What the exercise asks: Leave out the pictures and restate the rest of the data exactly.

>> start Input rows

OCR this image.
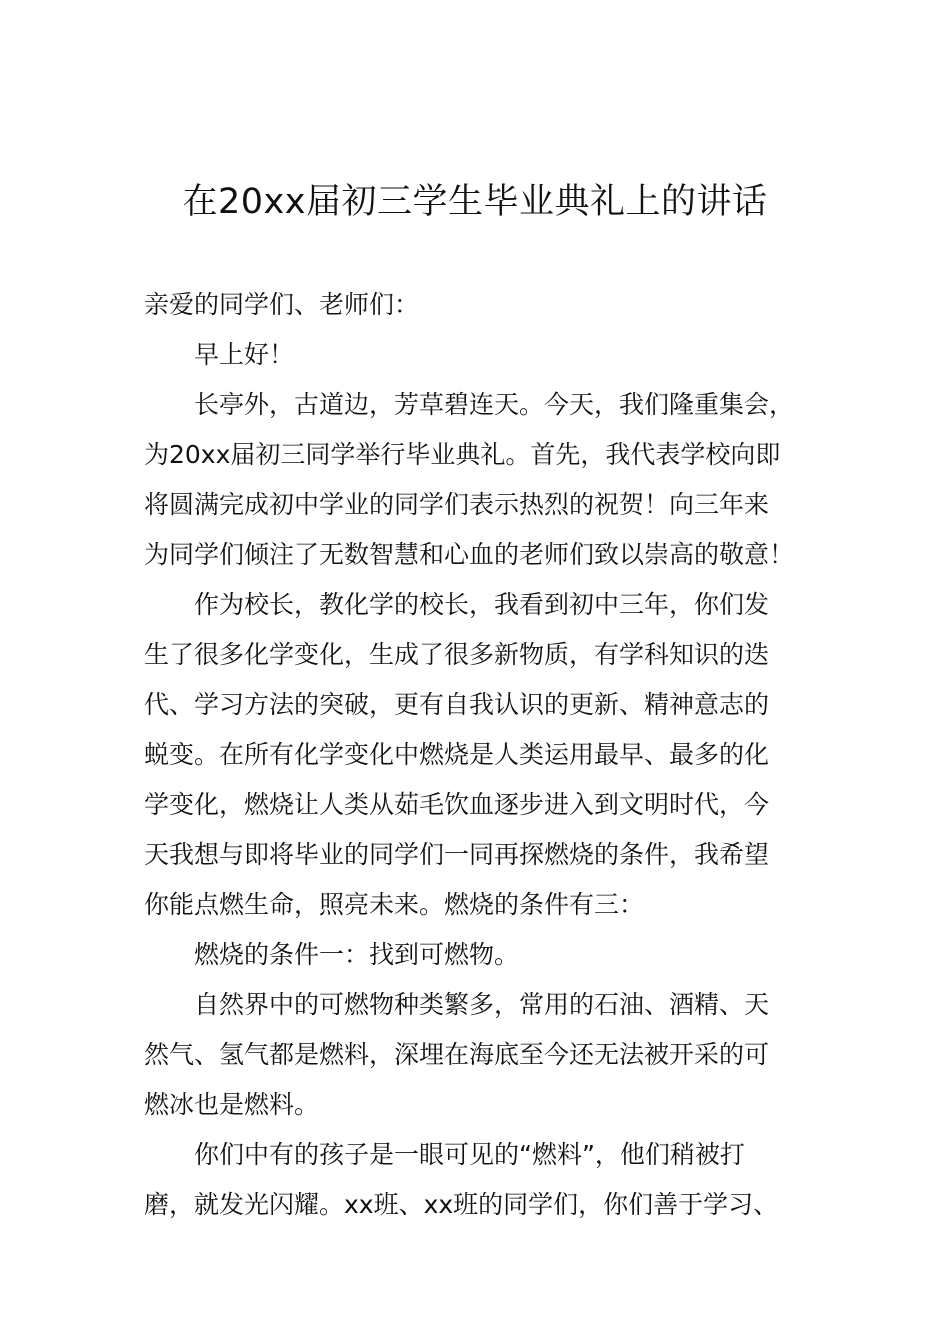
在20xx届初三学生毕业典礼上的讲话
亲爱的同学们、老师们：
早上好！
长亭外，古道边，芳草碧连天。今天，我们隆重集会，
为20xx届初三同学举行毕业典礼。首先，我代表学校向即
将圆满完成初中学业的同学们表示热烈的祝贺！向三年来
为同学们倾注了无数智慧和心血的老师们致以崇高的敬意！
作为校长，教化学的校长，我看到初中三年，你们发
生了很多化学变化，生成了很多新物质，有学科知识的迭
代、学习方法的突破，更有自我认识的更新、精神意志的
蜕变。在所有化学变化中燃烧是人类运用最早、最多的化
学变化，燃烧让人类从茹毛饮血逐步进入到文明时代，今
天我想与即将毕业的同学们一同再探燃烧的条件，我希望
你能点燃生命，照亮未来。燃烧的条件有三：
燃烧的条件一：找到可燃物。
自然界中的可燃物种类繁多，常用的石油、酒精、天
然气、氢气都是燃料，深埋在海底至今还无法被开采的可
燃冰也是燃料。
你们中有的孩子是一眼可见的“燃料”，他们稍被打
磨，就发光闪耀。xx班、xx班的同学们，你们善于学习、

>> end Input rows

Completed exercise:
OCR this image.
在20xx届初三学生毕业典礼上的讲话
亲爱的同学们、老师们：
早上好！
长亭外，古道边，芳草碧连天。今天，我们隆重集会，
为20xx届初三同学举行毕业典礼。首先，我代表学校向即
将圆满完成初中学业的同学们表示热烈的祝贺！向三年来
为同学们倾注了无数智慧和心血的老师们致以崇高的敬意！
作为校长，教化学的校长，我看到初中三年，你们发
生了很多化学变化，生成了很多新物质，有学科知识的迭
代、学习方法的突破，更有自我认识的更新、精神意志的
蜕变。在所有化学变化中燃烧是人类运用最早、最多的化
学变化，燃烧让人类从茹毛饮血逐步进入到文明时代，今
天我想与即将毕业的同学们一同再探燃烧的条件，我希望
你能点燃生命，照亮未来。燃烧的条件有三：
燃烧的条件一：找到可燃物。
自然界中的可燃物种类繁多，常用的石油、酒精、天
然气、氢气都是燃料，深埋在海底至今还无法被开采的可
燃冰也是燃料。
你们中有的孩子是一眼可见的“燃料”，他们稍被打
磨，就发光闪耀。xx班、xx班的同学们，你们善于学习、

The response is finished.